▶ _Problem requirements_
Every entry should be repeated exactly. Omit the pictures.

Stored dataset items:
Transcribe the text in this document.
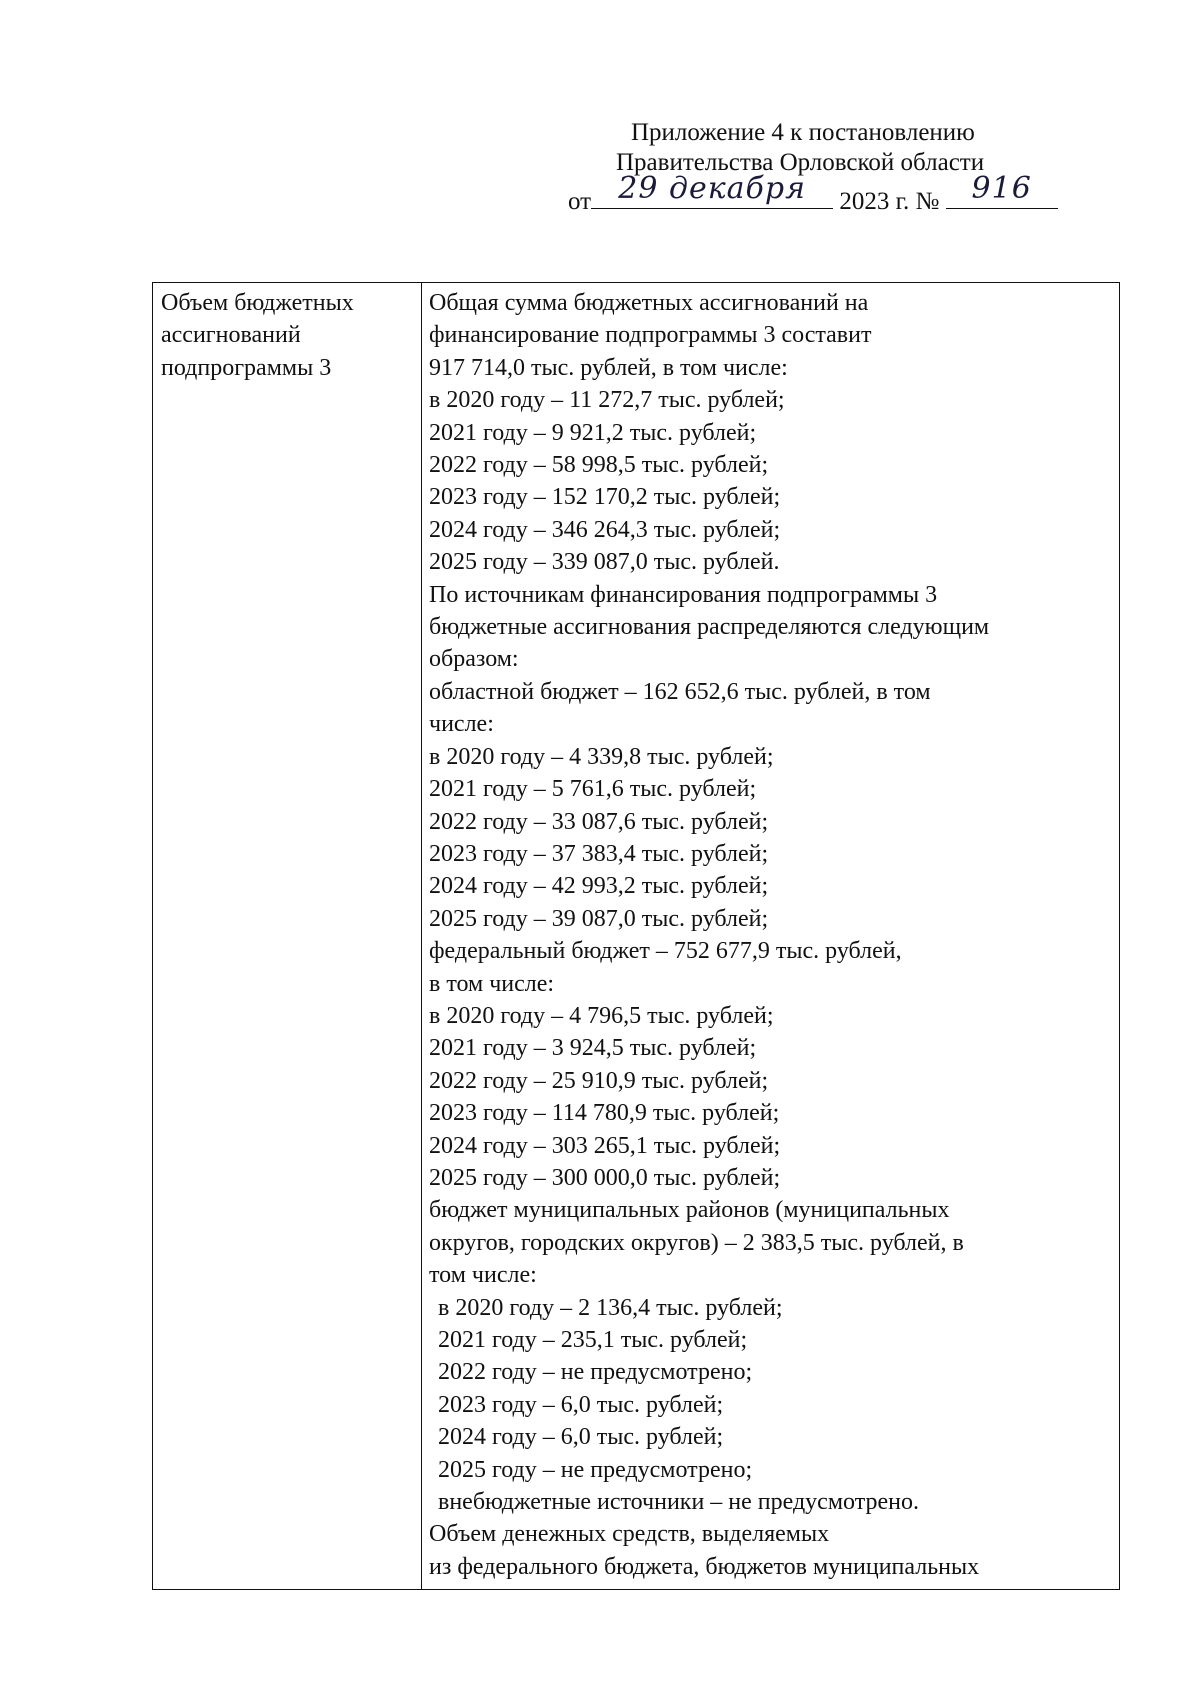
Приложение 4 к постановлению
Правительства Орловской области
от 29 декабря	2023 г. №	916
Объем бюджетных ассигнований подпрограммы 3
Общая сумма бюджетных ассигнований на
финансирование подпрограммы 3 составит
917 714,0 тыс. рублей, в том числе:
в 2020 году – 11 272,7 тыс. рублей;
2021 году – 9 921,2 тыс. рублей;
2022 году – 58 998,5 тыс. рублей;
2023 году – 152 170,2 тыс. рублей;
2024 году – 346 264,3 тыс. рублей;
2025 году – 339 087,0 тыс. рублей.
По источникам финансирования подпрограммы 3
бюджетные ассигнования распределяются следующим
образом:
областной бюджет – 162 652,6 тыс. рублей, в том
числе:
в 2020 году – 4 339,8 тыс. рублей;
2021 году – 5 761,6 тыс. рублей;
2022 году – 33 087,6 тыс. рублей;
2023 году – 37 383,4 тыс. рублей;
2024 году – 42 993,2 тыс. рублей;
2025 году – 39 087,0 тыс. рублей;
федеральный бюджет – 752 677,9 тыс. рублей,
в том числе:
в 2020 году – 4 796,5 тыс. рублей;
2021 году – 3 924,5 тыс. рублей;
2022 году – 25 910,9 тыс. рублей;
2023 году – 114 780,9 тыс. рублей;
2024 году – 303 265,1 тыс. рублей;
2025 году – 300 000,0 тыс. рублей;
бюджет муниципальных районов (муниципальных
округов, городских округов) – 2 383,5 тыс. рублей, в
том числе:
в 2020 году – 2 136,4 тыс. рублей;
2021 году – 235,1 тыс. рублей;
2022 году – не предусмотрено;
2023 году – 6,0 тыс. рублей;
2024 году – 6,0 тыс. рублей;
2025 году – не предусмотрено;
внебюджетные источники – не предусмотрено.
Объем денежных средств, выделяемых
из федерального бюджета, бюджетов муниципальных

▶ _Exercise result_
Transcribe the text in this document.
Приложение 4 к постановлению
Правительства Орловской области
от 29 декабря	2023 г. №	916
Объем бюджетных ассигнований подпрограммы 3
Общая сумма бюджетных ассигнований на
финансирование подпрограммы 3 составит
917 714,0 тыс. рублей, в том числе:
в 2020 году – 11 272,7 тыс. рублей;
2021 году – 9 921,2 тыс. рублей;
2022 году – 58 998,5 тыс. рублей;
2023 году – 152 170,2 тыс. рублей;
2024 году – 346 264,3 тыс. рублей;
2025 году – 339 087,0 тыс. рублей.
По источникам финансирования подпрограммы 3
бюджетные ассигнования распределяются следующим
образом:
областной бюджет – 162 652,6 тыс. рублей, в том
числе:
в 2020 году – 4 339,8 тыс. рублей;
2021 году – 5 761,6 тыс. рублей;
2022 году – 33 087,6 тыс. рублей;
2023 году – 37 383,4 тыс. рублей;
2024 году – 42 993,2 тыс. рублей;
2025 году – 39 087,0 тыс. рублей;
федеральный бюджет – 752 677,9 тыс. рублей,
в том числе:
в 2020 году – 4 796,5 тыс. рублей;
2021 году – 3 924,5 тыс. рублей;
2022 году – 25 910,9 тыс. рублей;
2023 году – 114 780,9 тыс. рублей;
2024 году – 303 265,1 тыс. рублей;
2025 году – 300 000,0 тыс. рублей;
бюджет муниципальных районов (муниципальных
округов, городских округов) – 2 383,5 тыс. рублей, в
том числе:
в 2020 году – 2 136,4 тыс. рублей;
2021 году – 235,1 тыс. рублей;
2022 году – не предусмотрено;
2023 году – 6,0 тыс. рублей;
2024 году – 6,0 тыс. рублей;
2025 году – не предусмотрено;
внебюджетные источники – не предусмотрено.
Объем денежных средств, выделяемых
из федерального бюджета, бюджетов муниципальных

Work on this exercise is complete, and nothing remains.